------ Supplied material ------

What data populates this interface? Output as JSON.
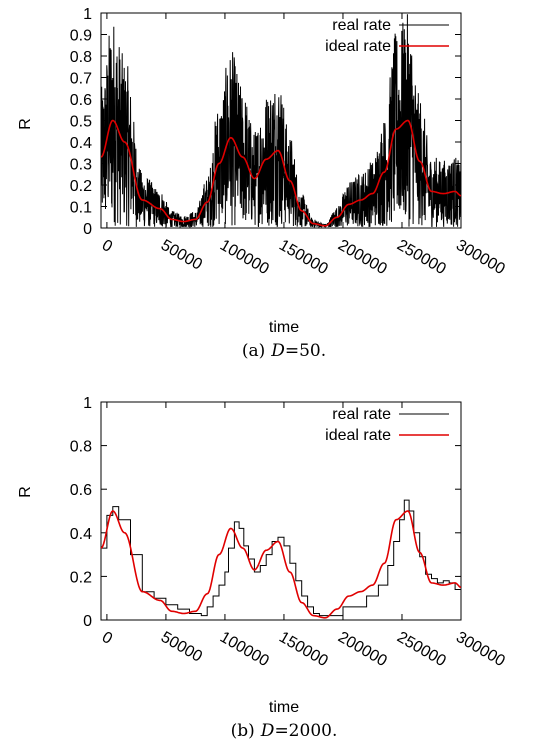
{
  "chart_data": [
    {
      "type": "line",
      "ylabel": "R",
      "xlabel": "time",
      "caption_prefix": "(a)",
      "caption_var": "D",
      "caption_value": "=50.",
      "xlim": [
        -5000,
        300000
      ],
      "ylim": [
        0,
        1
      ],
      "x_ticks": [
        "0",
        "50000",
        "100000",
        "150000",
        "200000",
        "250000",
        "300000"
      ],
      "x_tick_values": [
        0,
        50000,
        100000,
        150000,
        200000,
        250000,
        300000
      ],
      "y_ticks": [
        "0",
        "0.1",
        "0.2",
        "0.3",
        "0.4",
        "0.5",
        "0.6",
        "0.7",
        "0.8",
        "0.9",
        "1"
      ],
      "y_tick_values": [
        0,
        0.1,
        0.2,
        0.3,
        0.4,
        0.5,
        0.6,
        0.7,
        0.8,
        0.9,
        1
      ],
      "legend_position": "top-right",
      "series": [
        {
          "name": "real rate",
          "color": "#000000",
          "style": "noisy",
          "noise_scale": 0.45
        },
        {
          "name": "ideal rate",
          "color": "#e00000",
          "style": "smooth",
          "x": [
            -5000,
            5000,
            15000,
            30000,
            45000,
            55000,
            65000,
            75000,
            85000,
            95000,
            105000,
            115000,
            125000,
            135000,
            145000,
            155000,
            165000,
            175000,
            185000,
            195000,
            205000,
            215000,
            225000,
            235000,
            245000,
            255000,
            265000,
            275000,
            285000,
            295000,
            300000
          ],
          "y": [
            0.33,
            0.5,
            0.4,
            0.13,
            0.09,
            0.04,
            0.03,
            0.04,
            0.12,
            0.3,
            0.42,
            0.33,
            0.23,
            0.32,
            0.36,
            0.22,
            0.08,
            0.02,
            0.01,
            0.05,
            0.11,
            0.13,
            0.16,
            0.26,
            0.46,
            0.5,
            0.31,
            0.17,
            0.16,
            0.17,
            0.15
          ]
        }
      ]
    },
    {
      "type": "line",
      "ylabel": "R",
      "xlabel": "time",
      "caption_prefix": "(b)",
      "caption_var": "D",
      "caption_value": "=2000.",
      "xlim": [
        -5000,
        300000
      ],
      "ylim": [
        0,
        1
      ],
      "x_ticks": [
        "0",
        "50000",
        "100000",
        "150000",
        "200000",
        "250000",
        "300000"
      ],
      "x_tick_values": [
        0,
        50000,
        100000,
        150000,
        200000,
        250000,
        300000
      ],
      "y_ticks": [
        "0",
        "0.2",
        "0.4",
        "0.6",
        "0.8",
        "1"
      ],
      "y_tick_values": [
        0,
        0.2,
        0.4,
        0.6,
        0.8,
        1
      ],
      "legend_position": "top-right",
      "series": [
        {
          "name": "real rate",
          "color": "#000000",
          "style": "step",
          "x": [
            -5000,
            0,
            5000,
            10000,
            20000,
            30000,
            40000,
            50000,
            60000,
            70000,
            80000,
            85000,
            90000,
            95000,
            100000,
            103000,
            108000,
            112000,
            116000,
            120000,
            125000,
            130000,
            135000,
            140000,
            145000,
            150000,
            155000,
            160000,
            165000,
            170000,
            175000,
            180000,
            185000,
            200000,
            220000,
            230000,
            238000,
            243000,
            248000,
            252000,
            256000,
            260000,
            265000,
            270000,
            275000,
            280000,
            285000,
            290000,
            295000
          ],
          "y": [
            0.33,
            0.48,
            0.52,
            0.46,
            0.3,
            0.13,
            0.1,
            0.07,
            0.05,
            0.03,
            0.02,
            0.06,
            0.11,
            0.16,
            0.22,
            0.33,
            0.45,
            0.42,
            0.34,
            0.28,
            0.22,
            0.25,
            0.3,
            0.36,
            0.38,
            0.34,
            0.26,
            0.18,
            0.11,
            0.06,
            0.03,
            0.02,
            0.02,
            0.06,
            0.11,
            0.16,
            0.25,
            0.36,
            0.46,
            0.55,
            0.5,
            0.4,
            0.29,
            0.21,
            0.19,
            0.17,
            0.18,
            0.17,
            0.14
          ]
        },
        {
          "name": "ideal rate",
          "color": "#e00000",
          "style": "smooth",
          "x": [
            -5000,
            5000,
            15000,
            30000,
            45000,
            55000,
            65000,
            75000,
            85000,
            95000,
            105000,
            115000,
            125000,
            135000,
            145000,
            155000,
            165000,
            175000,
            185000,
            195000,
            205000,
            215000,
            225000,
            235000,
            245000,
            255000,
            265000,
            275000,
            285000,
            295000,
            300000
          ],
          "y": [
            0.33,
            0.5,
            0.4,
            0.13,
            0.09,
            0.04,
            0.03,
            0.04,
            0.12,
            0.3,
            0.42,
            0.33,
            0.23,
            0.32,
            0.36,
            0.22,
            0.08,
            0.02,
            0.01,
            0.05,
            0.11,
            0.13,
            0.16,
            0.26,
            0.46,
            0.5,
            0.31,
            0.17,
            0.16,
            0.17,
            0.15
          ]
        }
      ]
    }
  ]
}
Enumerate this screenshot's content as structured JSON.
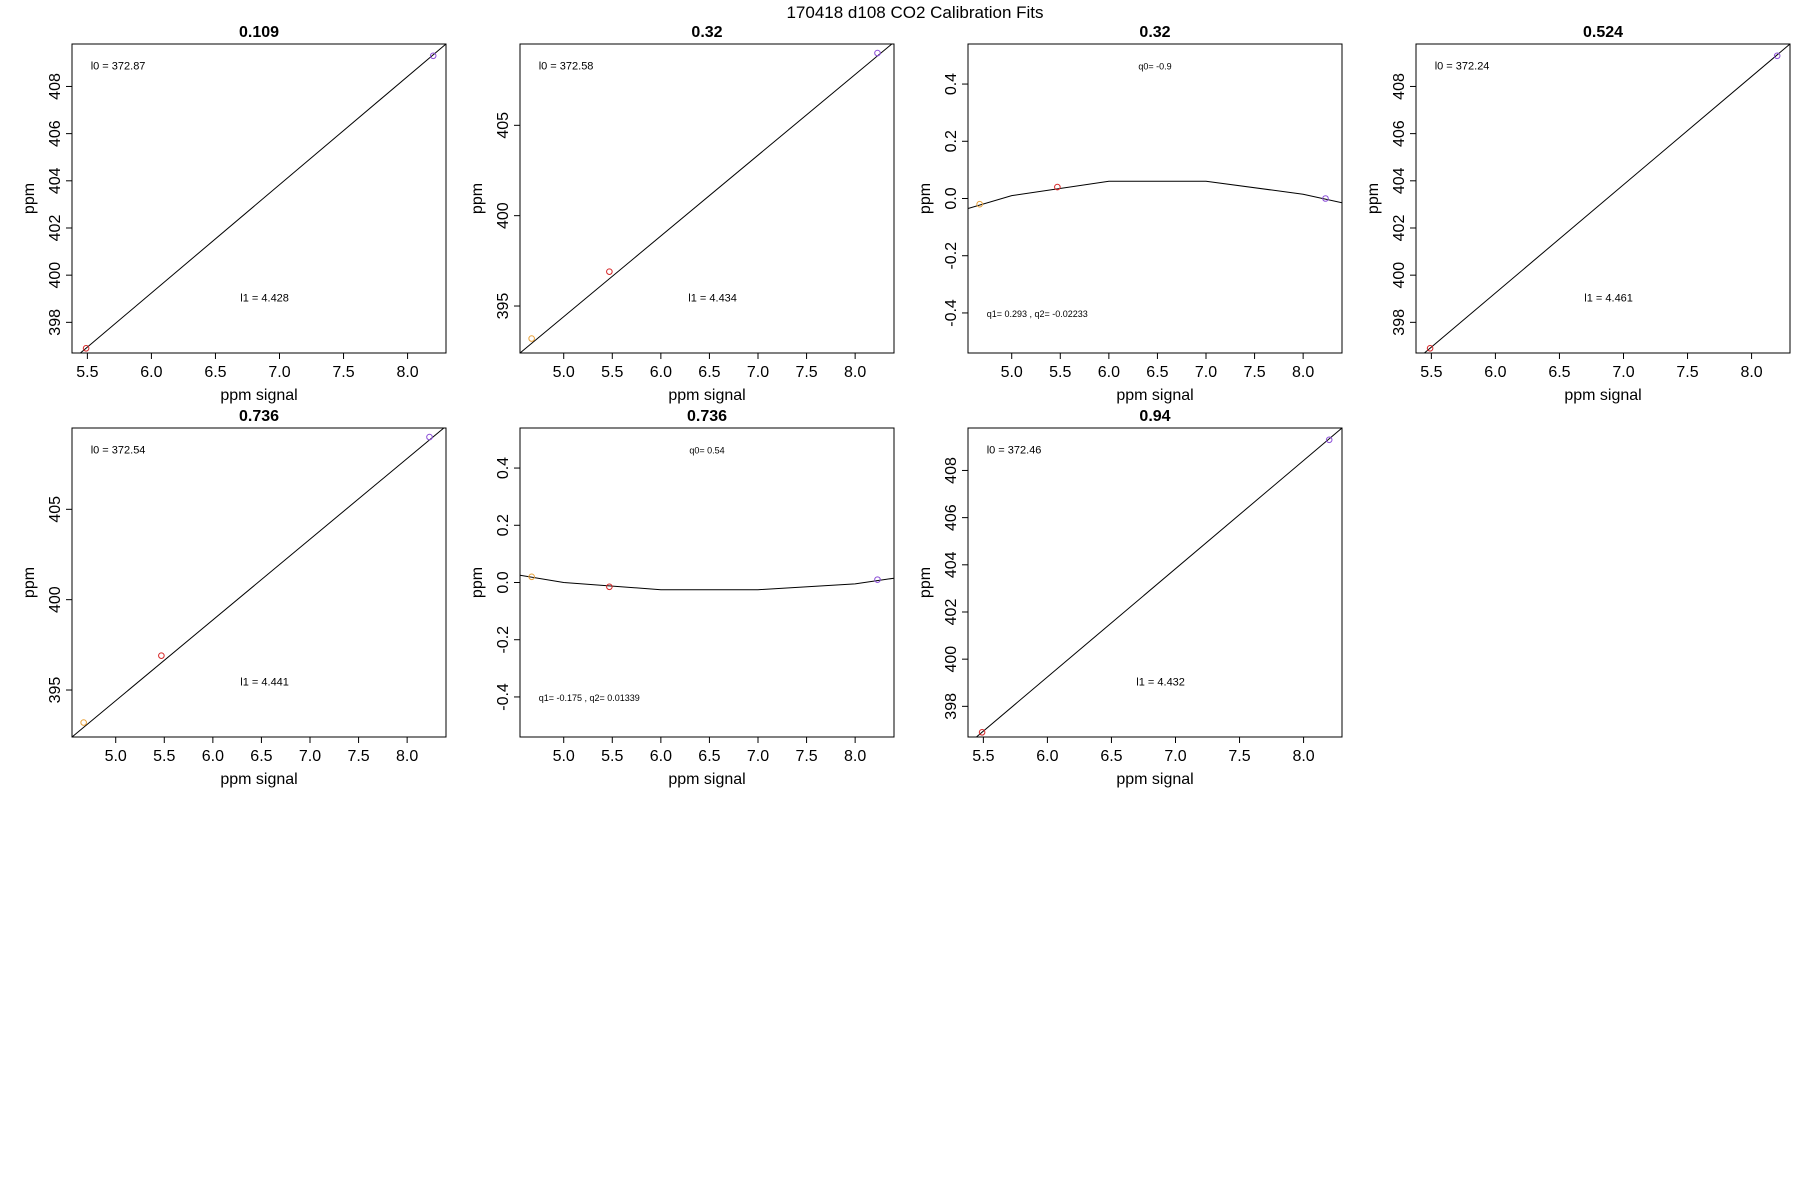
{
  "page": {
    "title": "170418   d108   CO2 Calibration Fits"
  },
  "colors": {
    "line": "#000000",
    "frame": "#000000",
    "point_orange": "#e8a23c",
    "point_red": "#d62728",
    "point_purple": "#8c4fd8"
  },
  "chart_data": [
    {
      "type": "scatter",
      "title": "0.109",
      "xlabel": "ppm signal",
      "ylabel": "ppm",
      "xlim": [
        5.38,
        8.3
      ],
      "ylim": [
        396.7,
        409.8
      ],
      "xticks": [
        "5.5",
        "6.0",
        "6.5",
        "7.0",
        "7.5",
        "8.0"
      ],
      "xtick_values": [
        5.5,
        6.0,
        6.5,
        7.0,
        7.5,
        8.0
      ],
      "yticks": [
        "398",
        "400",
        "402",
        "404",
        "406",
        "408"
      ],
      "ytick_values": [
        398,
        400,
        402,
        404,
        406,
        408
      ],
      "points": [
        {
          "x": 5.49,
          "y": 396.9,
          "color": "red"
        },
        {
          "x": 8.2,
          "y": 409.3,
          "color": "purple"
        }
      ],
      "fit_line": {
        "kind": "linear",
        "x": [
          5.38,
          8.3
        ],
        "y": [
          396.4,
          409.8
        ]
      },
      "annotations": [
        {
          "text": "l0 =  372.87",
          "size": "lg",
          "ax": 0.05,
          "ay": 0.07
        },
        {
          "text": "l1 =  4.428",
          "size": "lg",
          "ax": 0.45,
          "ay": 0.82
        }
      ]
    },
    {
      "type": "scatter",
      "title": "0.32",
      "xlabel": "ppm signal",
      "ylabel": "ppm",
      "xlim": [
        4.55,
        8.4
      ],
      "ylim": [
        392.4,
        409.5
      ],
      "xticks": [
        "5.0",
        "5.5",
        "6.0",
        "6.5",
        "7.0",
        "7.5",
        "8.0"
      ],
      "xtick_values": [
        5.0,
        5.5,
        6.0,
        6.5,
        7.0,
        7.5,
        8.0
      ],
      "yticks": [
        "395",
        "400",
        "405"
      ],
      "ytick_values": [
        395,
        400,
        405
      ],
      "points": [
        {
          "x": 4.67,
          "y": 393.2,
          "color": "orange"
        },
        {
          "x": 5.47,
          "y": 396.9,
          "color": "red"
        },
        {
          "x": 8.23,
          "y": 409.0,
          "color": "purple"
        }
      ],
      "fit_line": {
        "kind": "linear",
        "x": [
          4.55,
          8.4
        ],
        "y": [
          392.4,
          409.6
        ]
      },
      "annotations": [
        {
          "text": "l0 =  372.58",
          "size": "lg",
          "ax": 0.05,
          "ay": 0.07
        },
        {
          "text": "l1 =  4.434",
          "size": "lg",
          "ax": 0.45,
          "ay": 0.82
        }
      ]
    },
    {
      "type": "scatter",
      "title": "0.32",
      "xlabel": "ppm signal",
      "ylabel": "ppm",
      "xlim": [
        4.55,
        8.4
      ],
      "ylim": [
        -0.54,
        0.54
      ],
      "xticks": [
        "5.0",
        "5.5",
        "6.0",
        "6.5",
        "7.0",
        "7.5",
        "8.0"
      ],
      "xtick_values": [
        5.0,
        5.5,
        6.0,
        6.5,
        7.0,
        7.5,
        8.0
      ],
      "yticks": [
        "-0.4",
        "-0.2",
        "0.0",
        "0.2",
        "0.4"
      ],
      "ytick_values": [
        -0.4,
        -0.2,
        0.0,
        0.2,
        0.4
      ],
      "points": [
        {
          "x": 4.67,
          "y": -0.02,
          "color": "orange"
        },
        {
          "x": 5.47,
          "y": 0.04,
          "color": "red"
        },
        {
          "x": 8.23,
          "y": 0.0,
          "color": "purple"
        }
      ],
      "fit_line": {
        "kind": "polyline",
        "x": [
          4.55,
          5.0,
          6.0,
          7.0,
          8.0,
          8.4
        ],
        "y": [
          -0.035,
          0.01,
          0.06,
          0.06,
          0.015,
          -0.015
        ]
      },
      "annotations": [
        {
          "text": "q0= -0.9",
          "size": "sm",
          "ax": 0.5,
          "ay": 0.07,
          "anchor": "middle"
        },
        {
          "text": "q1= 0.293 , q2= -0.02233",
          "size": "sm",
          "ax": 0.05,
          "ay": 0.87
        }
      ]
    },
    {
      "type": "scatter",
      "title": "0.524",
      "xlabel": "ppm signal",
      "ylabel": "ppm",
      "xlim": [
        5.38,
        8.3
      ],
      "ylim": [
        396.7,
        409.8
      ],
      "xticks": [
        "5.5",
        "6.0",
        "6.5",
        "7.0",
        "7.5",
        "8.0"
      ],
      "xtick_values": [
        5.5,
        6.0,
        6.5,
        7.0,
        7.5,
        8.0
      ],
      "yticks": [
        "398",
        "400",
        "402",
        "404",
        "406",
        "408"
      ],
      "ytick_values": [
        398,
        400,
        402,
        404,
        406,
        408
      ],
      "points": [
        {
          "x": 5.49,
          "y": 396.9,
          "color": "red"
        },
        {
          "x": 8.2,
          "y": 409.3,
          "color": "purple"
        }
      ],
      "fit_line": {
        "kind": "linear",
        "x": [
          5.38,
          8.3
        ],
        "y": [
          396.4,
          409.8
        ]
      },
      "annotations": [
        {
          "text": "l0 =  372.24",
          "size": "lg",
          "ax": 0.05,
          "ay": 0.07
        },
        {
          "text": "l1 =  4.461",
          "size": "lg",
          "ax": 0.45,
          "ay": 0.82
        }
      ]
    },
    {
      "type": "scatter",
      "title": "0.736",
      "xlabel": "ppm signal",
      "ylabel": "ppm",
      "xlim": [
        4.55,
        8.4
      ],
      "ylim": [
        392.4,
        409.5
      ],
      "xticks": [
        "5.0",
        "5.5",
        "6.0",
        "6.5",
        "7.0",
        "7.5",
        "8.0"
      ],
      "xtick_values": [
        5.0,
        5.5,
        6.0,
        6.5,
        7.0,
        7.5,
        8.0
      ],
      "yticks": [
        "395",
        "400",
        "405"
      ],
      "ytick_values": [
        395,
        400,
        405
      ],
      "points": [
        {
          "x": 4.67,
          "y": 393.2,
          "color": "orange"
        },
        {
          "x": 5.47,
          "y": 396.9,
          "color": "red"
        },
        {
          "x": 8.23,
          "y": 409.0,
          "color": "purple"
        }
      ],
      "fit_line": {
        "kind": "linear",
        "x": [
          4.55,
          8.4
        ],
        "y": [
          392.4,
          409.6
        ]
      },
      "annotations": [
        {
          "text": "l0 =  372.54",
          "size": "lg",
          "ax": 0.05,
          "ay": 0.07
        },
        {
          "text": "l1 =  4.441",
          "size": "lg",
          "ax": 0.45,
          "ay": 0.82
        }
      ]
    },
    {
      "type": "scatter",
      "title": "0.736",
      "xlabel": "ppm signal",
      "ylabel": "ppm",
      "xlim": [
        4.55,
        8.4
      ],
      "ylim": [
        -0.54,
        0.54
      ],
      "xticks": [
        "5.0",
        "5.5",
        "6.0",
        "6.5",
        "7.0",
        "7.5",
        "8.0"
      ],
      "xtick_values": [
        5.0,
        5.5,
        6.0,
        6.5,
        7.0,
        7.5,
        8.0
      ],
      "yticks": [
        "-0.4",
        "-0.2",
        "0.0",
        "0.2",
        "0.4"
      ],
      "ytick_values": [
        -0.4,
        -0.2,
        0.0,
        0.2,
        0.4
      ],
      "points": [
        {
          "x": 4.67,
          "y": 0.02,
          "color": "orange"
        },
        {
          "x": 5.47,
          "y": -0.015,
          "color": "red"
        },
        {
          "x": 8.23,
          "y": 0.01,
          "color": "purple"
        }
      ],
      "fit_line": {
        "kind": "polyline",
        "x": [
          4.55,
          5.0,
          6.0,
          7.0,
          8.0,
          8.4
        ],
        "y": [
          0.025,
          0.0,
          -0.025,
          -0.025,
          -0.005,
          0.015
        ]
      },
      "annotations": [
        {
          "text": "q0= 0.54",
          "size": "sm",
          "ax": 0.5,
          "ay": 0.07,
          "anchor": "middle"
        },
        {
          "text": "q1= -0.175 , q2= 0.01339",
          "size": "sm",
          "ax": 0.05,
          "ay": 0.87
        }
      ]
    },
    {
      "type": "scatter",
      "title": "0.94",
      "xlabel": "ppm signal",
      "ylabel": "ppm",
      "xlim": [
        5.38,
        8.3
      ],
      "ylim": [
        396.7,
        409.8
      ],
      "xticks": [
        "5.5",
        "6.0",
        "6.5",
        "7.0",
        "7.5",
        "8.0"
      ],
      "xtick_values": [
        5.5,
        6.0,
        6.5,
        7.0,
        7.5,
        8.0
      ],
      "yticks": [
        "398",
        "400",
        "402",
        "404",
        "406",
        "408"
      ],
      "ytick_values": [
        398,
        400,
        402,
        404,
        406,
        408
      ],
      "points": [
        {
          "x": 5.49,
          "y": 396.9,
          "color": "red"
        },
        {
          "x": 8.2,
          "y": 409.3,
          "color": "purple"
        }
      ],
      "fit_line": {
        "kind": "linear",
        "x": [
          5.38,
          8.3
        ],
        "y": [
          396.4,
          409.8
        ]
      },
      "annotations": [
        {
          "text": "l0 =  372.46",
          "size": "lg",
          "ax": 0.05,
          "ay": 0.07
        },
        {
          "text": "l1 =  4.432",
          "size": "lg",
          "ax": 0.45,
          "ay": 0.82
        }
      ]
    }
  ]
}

------

*Goal:*
Show all lines from the listing above in which "title" appears.

*Reply:*
    "title": "170418   d108   CO2 Calibration Fits"
      "title": "0.109",
      "title": "0.32",
      "title": "0.32",
      "title": "0.524",
      "title": "0.736",
      "title": "0.736",
      "title": "0.94",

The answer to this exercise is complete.